> _Aim of the task_
Scan the data for "text" and copy the lines it appears in.

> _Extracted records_
*****

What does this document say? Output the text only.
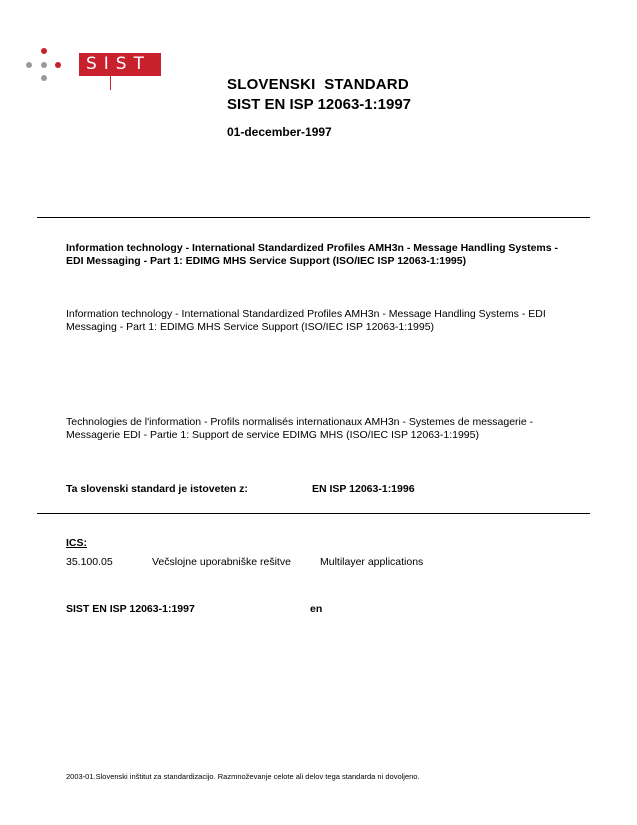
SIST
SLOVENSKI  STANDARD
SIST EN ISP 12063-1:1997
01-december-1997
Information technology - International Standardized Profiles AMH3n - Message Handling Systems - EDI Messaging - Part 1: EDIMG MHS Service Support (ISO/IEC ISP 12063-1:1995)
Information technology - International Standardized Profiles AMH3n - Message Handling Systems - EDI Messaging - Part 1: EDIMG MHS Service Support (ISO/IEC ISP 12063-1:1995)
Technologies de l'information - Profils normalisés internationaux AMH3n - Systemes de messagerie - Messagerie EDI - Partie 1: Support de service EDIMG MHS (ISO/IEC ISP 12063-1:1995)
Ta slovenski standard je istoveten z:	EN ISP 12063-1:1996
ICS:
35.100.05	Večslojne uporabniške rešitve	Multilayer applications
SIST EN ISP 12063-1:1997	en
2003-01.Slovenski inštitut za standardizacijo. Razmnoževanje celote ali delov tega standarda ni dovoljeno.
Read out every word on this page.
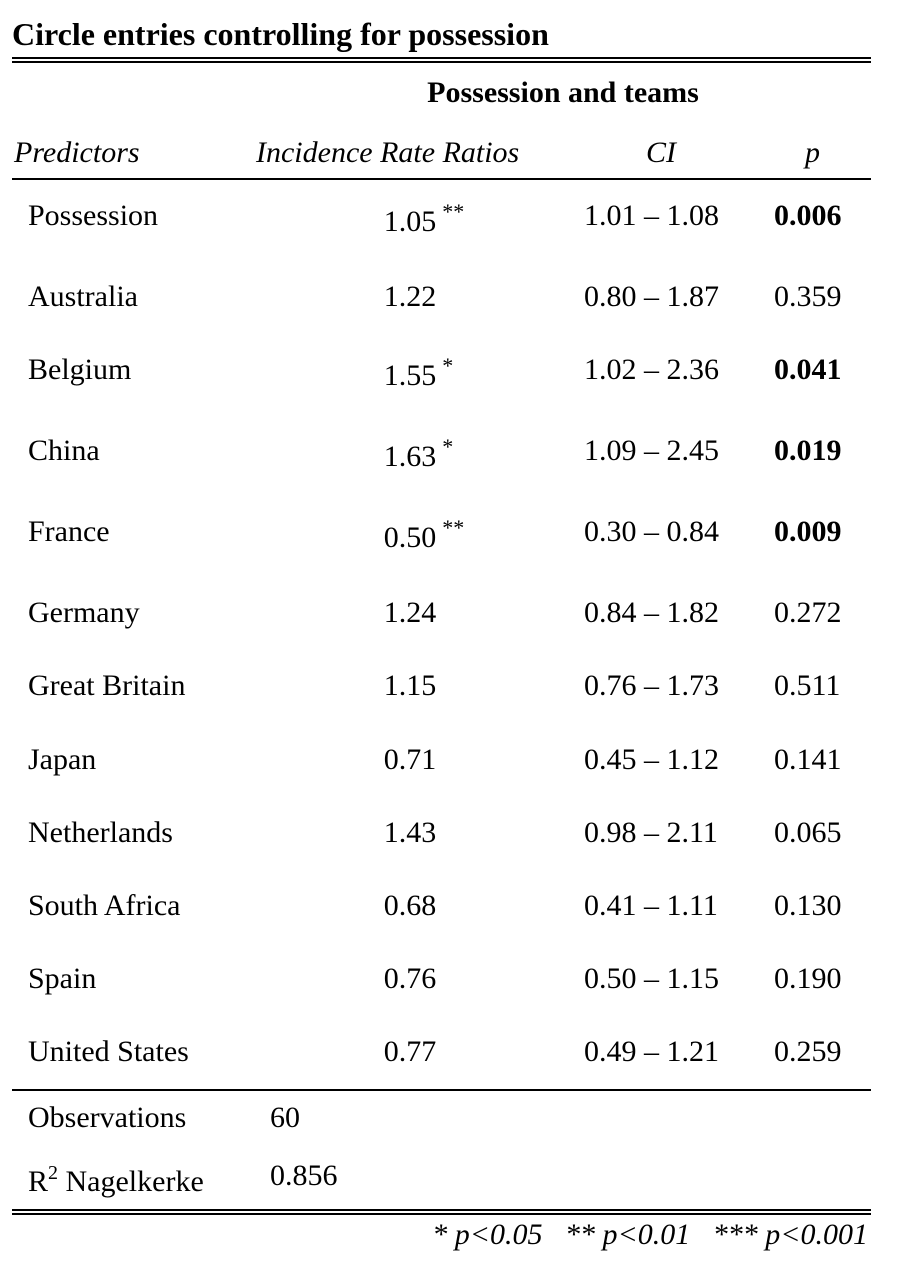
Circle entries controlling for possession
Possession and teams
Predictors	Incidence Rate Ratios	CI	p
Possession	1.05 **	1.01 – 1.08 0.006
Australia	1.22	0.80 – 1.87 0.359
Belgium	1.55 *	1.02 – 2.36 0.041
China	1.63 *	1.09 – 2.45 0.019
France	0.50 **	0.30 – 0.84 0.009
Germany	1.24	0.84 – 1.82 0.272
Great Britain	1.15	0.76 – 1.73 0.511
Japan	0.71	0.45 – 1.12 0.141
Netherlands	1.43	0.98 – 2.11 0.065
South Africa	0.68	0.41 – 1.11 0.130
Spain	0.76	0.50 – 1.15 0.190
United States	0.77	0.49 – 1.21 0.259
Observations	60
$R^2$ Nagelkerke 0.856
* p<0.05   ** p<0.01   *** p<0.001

*****

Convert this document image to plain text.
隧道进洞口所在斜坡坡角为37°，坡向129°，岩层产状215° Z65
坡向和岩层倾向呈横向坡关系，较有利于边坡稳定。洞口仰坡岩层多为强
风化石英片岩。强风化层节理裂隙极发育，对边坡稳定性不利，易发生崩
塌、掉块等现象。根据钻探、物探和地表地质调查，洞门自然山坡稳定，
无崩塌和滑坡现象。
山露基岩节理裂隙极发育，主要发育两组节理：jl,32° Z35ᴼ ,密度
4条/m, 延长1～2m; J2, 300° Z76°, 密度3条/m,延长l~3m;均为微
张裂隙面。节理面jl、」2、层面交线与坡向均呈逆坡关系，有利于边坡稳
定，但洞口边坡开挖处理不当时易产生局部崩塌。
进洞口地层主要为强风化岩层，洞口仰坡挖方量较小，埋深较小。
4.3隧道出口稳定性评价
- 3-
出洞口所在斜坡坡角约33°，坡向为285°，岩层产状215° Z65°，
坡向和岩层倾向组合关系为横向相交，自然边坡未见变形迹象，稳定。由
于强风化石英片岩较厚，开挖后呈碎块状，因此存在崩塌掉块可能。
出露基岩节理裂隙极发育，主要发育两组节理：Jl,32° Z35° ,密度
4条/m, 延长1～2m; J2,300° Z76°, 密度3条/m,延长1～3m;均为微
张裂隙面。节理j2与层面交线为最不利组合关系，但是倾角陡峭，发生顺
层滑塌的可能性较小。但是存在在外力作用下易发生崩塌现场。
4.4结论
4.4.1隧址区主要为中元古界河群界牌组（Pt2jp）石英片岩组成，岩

*****

> _Complete response_
What does this document say? Output the text only.
Convert this document image to plain text.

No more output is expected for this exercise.